• **EXERCISE DIRECTIONS**
Using the listing below, please print exactly the lines from the one with "Output a JSON" through the one with "Serialize everything readable". Leave out every picture.

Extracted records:
::::::::

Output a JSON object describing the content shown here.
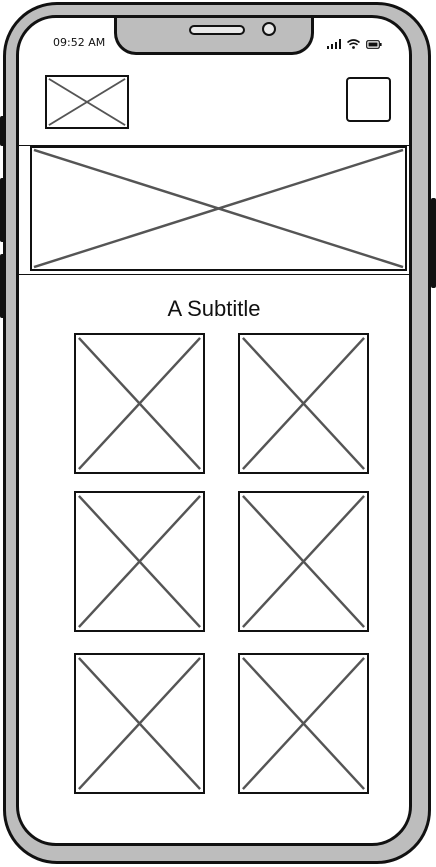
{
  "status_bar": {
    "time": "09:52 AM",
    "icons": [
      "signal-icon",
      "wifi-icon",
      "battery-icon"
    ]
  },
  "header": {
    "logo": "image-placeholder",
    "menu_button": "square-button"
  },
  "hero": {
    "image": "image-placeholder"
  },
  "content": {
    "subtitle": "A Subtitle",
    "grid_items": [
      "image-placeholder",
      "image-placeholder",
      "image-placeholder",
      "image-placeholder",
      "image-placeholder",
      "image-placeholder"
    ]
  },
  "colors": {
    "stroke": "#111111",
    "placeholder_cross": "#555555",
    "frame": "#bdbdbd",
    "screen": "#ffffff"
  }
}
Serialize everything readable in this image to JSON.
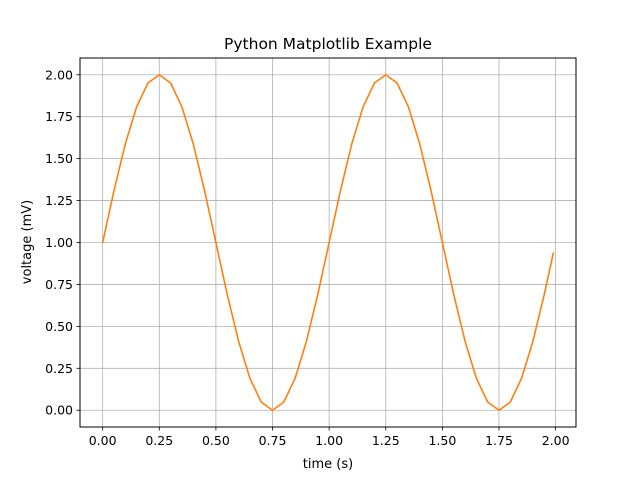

::::::::

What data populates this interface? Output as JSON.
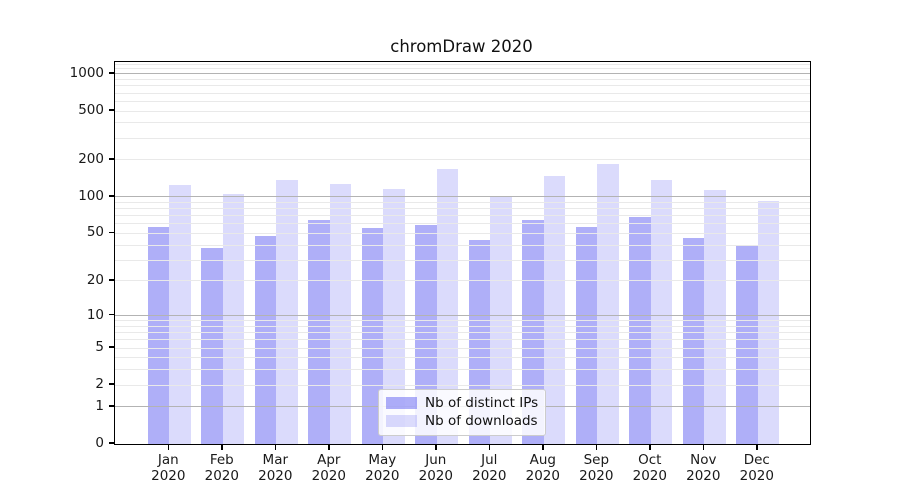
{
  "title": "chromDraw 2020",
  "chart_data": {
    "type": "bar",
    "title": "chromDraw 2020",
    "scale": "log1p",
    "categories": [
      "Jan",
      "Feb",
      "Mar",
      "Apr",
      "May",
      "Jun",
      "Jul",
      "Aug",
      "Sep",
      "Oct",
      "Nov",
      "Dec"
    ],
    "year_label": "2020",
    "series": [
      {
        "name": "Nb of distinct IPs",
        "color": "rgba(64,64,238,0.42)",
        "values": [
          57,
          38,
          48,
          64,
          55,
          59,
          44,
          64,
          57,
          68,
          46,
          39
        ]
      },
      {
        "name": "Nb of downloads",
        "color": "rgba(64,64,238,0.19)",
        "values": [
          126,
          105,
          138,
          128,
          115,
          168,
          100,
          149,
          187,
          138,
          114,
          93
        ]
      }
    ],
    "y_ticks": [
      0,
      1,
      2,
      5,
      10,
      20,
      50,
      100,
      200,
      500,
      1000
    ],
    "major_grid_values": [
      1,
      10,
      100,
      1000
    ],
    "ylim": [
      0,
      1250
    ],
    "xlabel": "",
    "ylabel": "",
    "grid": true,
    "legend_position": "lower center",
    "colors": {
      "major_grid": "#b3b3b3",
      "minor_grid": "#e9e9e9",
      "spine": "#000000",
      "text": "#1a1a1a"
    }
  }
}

::::::::

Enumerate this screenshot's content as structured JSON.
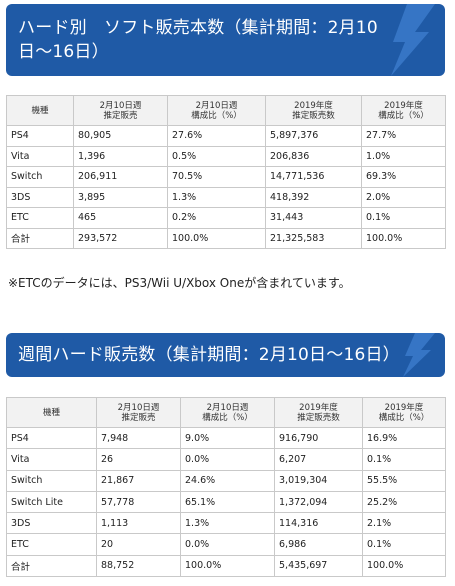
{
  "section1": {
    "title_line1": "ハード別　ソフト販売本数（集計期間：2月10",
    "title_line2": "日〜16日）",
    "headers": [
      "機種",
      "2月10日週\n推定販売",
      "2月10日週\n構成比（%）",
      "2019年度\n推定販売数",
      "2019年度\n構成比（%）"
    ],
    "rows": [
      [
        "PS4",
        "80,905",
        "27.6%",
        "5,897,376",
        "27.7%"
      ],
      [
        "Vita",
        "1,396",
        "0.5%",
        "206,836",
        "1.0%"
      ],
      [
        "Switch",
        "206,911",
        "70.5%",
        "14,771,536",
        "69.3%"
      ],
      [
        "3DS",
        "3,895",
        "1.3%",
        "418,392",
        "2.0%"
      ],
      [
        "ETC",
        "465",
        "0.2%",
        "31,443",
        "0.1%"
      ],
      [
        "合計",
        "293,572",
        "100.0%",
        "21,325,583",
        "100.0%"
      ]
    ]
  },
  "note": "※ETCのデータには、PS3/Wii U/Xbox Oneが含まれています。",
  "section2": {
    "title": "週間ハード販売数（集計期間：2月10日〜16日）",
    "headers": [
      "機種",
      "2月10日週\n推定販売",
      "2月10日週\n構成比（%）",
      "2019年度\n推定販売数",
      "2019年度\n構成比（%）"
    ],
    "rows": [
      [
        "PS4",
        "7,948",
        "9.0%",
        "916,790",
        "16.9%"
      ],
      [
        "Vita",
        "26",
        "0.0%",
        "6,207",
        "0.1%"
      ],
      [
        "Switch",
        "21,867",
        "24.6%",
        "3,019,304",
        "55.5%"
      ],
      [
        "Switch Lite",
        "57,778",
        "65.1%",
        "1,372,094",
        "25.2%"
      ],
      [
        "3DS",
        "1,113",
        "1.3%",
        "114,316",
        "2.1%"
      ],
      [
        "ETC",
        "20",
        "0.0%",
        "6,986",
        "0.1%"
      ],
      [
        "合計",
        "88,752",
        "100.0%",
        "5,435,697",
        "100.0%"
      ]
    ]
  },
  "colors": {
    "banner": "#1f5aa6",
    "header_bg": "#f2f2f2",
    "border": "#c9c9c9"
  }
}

::::::::

• **ANSWER FOR THIS EXERCISE**
Output a JSON object describing the content shown here.
{
  "status_bar": {
    "time": "09:52 AM",
    "icons": [
      "signal-icon",
      "wifi-icon",
      "battery-icon"
    ]
  },
  "header": {
    "logo": "image-placeholder",
    "menu_button": "square-button"
  },
  "hero": {
    "image": "image-placeholder"
  },
  "content": {
    "subtitle": "A Subtitle",
    "grid_items": [
      "image-placeholder",
      "image-placeholder",
      "image-placeholder",
      "image-placeholder",
      "image-placeholder",
      "image-placeholder"
    ]
  },
  "colors": {
    "stroke": "#111111",
    "placeholder_cross": "#555555",
    "frame": "#bdbdbd",
    "screen": "#ffffff"
  }
}
Serialize everything readable in this image to JSON.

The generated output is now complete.